▶ **TASK TO CARRY OUT**
Retype each line exactly. Skip images.

▶ **RECORDS TO USE**
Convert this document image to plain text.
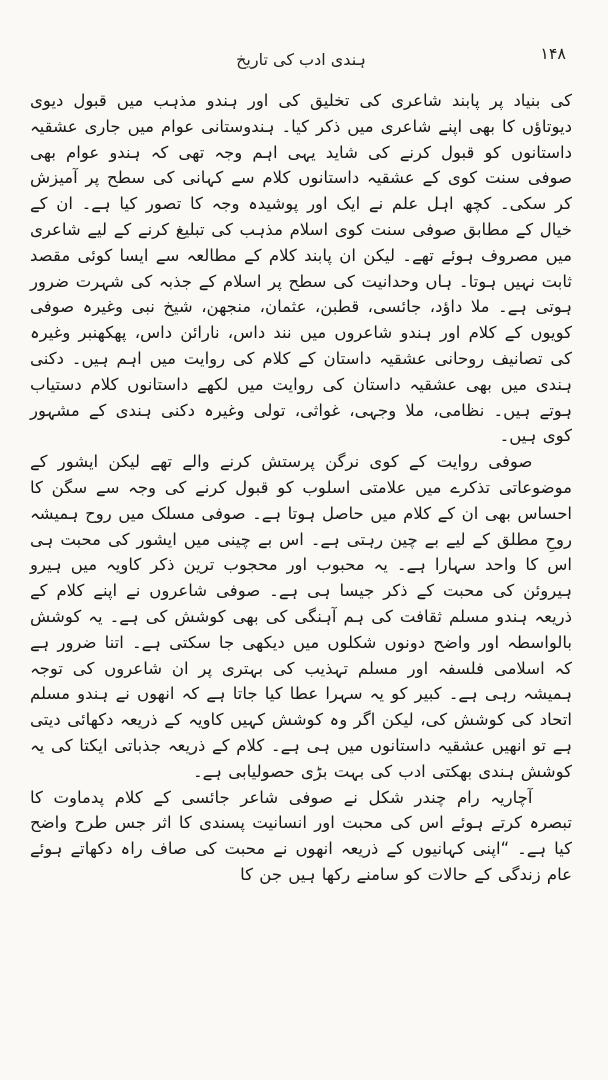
۱۴۸
ہندی ادب کی تاریخ

کی بنیاد پر پابند شاعری کی تخلیق کی اور ہندو مذہب میں قبول دیوی دیوتاؤں کا بھی اپنے شاعری میں ذکر کیا۔ ہندوستانی عوام میں جاری عشقیہ داستانوں کو قبول کرنے کی شاید یہی اہم وجہ تھی کہ ہندو عوام بھی صوفی سنت کوی کے عشقیہ داستانوں کلام سے کہانی کی سطح پر آمیزش کر سکی۔ کچھ اہل علم نے ایک اور پوشیدہ وجہ کا تصور کیا ہے۔ ان کے خیال کے مطابق صوفی سنت کوی اسلام مذہب کی تبلیغ کرنے کے لیے شاعری میں مصروف ہوئے تھے۔ لیکن ان پابند کلام کے مطالعہ سے ایسا کوئی مقصد ثابت نہیں ہوتا۔ ہاں وحدانیت کی سطح پر اسلام کے جذبہ کی شہرت ضرور ہوتی ہے۔ ملا داؤد، جائسی، قطبن، عثمان، منجھن، شیخ نبی وغیرہ صوفی کویوں کے کلام اور ہندو شاعروں میں نند داس، نارائن داس، پھکھنبر وغیرہ کی تصانیف روحانی عشقیہ داستان کے کلام کی روایت میں اہم ہیں۔ دکنی ہندی میں بھی عشقیہ داستان کی روایت میں لکھے داستانوں کلام دستیاب ہوتے ہیں۔ نظامی، ملا وجہی، غواثی، تولی وغیرہ دکنی ہندی کے مشہور کوی ہیں۔

صوفی روایت کے کوی نرگن پرستش کرنے والے تھے لیکن ایشور کے موضوعاتی تذکرے میں علامتی اسلوب کو قبول کرنے کی وجہ سے سگن کا احساس بھی ان کے کلام میں حاصل ہوتا ہے۔ صوفی مسلک میں روح ہمیشہ روحِ مطلق کے لیے بے چین رہتی ہے۔ اس بے چینی میں ایشور کی محبت ہی اس کا واحد سہارا ہے۔ یہ محبوب اور محجوب ترین ذکر کاویہ میں ہیرو ہیروئن کی محبت کے ذکر جیسا ہی ہے۔ صوفی شاعروں نے اپنے کلام کے ذریعہ ہندو مسلم ثقافت کی ہم آہنگی کی بھی کوشش کی ہے۔ یہ کوشش بالواسطہ اور واضح دونوں شکلوں میں دیکھی جا سکتی ہے۔ اتنا ضرور ہے کہ اسلامی فلسفہ اور مسلم تہذیب کی بہتری پر ان شاعروں کی توجہ ہمیشہ رہی ہے۔ کبیر کو یہ سہرا عطا کیا جاتا ہے کہ انھوں نے ہندو مسلم اتحاد کی کوشش کی، لیکن اگر وہ کوشش کہیں کاویہ کے ذریعہ دکھائی دیتی ہے تو انھیں عشقیہ داستانوں میں ہی ہے۔ کلام کے ذریعہ جذباتی ایکتا کی یہ کوشش ہندی بھکتی ادب کی بہت بڑی حصولیابی ہے۔

آچاریہ رام چندر شکل نے صوفی شاعر جائسی کے کلام پدماوت کا تبصرہ کرتے ہوئے اس کی محبت اور انسانیت پسندی کا اثر جس طرح واضح کیا ہے۔ “اپنی کہانیوں کے ذریعہ انھوں نے محبت کی صاف راہ دکھاتے ہوئے عام زندگی کے حالات کو سامنے رکھا ہیں جن کا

▶ **OUTPUT OF THE EXERCISE**
Convert this document image to plain text.
۱۴۸
ہندی ادب کی تاریخ

کی بنیاد پر پابند شاعری کی تخلیق کی اور ہندو مذہب میں قبول دیوی دیوتاؤں کا بھی اپنے شاعری میں ذکر کیا۔ ہندوستانی عوام میں جاری عشقیہ داستانوں کو قبول کرنے کی شاید یہی اہم وجہ تھی کہ ہندو عوام بھی صوفی سنت کوی کے عشقیہ داستانوں کلام سے کہانی کی سطح پر آمیزش کر سکی۔ کچھ اہل علم نے ایک اور پوشیدہ وجہ کا تصور کیا ہے۔ ان کے خیال کے مطابق صوفی سنت کوی اسلام مذہب کی تبلیغ کرنے کے لیے شاعری میں مصروف ہوئے تھے۔ لیکن ان پابند کلام کے مطالعہ سے ایسا کوئی مقصد ثابت نہیں ہوتا۔ ہاں وحدانیت کی سطح پر اسلام کے جذبہ کی شہرت ضرور ہوتی ہے۔ ملا داؤد، جائسی، قطبن، عثمان، منجھن، شیخ نبی وغیرہ صوفی کویوں کے کلام اور ہندو شاعروں میں نند داس، نارائن داس، پھکھنبر وغیرہ کی تصانیف روحانی عشقیہ داستان کے کلام کی روایت میں اہم ہیں۔ دکنی ہندی میں بھی عشقیہ داستان کی روایت میں لکھے داستانوں کلام دستیاب ہوتے ہیں۔ نظامی، ملا وجہی، غواثی، تولی وغیرہ دکنی ہندی کے مشہور کوی ہیں۔

صوفی روایت کے کوی نرگن پرستش کرنے والے تھے لیکن ایشور کے موضوعاتی تذکرے میں علامتی اسلوب کو قبول کرنے کی وجہ سے سگن کا احساس بھی ان کے کلام میں حاصل ہوتا ہے۔ صوفی مسلک میں روح ہمیشہ روحِ مطلق کے لیے بے چین رہتی ہے۔ اس بے چینی میں ایشور کی محبت ہی اس کا واحد سہارا ہے۔ یہ محبوب اور محجوب ترین ذکر کاویہ میں ہیرو ہیروئن کی محبت کے ذکر جیسا ہی ہے۔ صوفی شاعروں نے اپنے کلام کے ذریعہ ہندو مسلم ثقافت کی ہم آہنگی کی بھی کوشش کی ہے۔ یہ کوشش بالواسطہ اور واضح دونوں شکلوں میں دیکھی جا سکتی ہے۔ اتنا ضرور ہے کہ اسلامی فلسفہ اور مسلم تہذیب کی بہتری پر ان شاعروں کی توجہ ہمیشہ رہی ہے۔ کبیر کو یہ سہرا عطا کیا جاتا ہے کہ انھوں نے ہندو مسلم اتحاد کی کوشش کی، لیکن اگر وہ کوشش کہیں کاویہ کے ذریعہ دکھائی دیتی ہے تو انھیں عشقیہ داستانوں میں ہی ہے۔ کلام کے ذریعہ جذباتی ایکتا کی یہ کوشش ہندی بھکتی ادب کی بہت بڑی حصولیابی ہے۔

آچاریہ رام چندر شکل نے صوفی شاعر جائسی کے کلام پدماوت کا تبصرہ کرتے ہوئے اس کی محبت اور انسانیت پسندی کا اثر جس طرح واضح کیا ہے۔ “اپنی کہانیوں کے ذریعہ انھوں نے محبت کی صاف راہ دکھاتے ہوئے عام زندگی کے حالات کو سامنے رکھا ہیں جن کا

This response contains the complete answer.